> PROMPT
Go through the material below and copy all lines with "deduction".

> DATA FOR PROCESSING
***
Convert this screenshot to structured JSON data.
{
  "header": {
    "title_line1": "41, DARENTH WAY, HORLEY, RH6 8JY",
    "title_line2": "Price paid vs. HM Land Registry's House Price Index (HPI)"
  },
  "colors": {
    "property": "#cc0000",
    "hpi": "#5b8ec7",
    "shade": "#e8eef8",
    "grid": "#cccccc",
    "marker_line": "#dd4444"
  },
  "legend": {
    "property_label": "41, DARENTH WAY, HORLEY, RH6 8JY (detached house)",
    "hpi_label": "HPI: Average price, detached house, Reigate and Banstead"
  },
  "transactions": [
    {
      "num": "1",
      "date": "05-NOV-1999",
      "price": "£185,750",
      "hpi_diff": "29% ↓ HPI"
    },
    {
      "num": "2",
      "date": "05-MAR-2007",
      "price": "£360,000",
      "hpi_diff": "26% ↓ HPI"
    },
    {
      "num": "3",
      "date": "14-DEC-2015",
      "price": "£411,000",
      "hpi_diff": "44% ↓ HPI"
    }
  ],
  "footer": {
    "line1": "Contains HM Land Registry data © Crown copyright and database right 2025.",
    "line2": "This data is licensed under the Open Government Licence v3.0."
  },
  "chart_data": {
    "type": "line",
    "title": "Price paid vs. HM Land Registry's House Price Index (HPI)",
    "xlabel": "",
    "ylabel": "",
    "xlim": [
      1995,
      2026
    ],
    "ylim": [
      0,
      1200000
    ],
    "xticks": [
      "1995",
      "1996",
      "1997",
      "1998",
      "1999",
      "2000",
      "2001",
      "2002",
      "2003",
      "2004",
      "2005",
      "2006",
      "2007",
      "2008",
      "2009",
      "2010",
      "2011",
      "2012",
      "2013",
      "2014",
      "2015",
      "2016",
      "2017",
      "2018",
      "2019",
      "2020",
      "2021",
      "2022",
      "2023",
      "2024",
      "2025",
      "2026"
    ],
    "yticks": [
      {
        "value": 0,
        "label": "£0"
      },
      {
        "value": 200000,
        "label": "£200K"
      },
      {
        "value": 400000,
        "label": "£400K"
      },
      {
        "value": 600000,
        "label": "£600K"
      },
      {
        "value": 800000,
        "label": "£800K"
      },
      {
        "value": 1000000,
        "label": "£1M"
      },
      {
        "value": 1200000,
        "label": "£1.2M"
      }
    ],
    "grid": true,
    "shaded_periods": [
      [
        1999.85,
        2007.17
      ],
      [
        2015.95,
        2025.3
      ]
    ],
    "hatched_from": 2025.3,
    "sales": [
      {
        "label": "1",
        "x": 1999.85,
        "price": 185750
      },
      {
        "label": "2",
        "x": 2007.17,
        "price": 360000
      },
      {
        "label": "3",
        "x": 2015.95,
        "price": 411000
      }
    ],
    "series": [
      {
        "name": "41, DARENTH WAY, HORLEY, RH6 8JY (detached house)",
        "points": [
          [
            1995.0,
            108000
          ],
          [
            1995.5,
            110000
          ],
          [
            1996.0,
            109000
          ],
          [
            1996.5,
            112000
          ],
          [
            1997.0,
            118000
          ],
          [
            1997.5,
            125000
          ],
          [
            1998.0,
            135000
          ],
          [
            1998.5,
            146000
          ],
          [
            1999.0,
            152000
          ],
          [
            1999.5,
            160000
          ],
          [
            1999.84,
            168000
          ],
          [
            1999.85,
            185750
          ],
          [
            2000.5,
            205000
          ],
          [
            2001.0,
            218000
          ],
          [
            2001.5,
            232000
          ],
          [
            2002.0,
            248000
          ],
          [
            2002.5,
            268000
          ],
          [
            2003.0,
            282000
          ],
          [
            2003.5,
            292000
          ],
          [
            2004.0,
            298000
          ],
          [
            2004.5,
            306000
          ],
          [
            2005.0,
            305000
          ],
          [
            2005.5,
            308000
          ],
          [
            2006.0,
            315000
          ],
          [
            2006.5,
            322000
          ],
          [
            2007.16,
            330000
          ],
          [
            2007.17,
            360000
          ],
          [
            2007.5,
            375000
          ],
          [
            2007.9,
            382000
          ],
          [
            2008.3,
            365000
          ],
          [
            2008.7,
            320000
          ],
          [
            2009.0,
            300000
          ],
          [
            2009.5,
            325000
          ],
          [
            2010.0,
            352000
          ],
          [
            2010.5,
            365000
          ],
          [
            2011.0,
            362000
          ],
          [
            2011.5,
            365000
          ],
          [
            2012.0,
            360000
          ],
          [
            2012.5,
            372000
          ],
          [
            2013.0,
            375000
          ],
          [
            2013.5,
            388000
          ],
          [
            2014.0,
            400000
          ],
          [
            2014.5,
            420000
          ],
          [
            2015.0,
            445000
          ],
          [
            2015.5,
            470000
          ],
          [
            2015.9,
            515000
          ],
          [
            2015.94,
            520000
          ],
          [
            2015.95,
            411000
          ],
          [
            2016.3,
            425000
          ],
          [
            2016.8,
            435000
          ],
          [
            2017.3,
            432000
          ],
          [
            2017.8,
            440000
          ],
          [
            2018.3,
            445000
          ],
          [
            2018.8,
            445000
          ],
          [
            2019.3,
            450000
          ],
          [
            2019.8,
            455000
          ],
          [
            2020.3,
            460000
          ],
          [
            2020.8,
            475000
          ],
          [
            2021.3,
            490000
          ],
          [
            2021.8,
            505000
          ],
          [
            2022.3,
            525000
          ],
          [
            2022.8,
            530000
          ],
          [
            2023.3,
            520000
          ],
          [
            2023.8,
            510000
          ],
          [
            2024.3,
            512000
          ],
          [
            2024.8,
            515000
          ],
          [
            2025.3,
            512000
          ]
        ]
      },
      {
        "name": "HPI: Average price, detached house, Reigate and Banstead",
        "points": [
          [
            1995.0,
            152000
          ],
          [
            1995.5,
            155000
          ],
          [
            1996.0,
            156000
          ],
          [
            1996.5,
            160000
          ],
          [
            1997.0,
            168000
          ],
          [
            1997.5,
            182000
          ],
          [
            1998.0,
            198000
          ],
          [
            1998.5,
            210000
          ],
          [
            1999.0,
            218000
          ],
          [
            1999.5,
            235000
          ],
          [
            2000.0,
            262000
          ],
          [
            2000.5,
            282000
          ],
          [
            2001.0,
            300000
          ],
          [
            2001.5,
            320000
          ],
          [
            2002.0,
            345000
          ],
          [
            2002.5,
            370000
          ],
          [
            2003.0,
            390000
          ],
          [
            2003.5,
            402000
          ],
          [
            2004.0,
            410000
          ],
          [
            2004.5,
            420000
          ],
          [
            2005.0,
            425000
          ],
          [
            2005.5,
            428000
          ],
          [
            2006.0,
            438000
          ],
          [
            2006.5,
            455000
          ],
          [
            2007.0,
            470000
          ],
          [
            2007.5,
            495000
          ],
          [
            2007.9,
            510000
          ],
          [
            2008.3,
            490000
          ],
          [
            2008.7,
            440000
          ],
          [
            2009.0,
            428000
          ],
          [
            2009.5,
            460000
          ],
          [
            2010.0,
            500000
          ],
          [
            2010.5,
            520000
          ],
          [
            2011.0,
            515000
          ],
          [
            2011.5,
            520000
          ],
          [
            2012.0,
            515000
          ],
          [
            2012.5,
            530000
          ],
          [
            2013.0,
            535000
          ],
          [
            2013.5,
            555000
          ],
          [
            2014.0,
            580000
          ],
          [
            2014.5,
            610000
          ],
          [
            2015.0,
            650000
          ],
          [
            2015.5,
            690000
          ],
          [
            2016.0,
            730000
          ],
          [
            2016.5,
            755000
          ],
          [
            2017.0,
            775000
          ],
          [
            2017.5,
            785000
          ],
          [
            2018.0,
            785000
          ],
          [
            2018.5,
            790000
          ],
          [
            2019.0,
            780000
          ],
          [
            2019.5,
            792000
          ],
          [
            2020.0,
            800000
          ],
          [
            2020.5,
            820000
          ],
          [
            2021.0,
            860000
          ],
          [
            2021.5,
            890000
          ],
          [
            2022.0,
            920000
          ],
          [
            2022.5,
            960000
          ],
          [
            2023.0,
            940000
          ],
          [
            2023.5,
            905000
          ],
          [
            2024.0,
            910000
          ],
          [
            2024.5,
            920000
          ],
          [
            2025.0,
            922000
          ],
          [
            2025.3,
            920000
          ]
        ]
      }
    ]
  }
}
***
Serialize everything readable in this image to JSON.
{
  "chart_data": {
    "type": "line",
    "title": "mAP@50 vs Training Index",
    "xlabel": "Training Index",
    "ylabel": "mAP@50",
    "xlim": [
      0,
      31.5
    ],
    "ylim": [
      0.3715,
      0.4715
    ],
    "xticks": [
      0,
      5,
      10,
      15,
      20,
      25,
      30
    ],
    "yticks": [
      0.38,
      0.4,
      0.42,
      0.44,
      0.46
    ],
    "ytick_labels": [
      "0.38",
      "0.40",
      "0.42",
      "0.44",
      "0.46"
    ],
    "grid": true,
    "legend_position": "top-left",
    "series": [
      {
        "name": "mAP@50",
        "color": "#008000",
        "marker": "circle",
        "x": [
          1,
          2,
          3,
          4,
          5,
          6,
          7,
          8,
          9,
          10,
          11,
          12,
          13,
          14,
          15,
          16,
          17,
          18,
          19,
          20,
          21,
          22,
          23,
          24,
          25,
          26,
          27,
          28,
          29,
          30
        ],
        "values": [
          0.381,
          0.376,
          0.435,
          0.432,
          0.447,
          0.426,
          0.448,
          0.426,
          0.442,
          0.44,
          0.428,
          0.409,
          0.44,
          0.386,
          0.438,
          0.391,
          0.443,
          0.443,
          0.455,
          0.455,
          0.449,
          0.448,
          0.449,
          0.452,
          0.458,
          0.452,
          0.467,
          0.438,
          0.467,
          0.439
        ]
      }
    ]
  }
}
***
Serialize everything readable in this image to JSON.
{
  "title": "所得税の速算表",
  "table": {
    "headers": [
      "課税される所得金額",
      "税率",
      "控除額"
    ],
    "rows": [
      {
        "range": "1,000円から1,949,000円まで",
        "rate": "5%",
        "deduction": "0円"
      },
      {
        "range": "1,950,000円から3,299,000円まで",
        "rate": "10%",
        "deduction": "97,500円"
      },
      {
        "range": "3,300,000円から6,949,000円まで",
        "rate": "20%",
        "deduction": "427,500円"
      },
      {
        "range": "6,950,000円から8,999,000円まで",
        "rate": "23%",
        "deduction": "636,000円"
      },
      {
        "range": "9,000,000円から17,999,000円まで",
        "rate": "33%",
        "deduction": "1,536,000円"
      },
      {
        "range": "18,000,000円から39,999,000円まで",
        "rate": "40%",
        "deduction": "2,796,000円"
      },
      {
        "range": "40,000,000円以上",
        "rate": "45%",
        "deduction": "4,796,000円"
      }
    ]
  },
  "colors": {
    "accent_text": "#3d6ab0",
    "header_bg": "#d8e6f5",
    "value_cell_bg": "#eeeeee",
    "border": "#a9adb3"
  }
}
***
> WRITTEN SOLUTION
        "deduction": "0円"
        "deduction": "97,500円"
        "deduction": "427,500円"
        "deduction": "636,000円"
        "deduction": "1,536,000円"
        "deduction": "2,796,000円"
        "deduction": "4,796,000円"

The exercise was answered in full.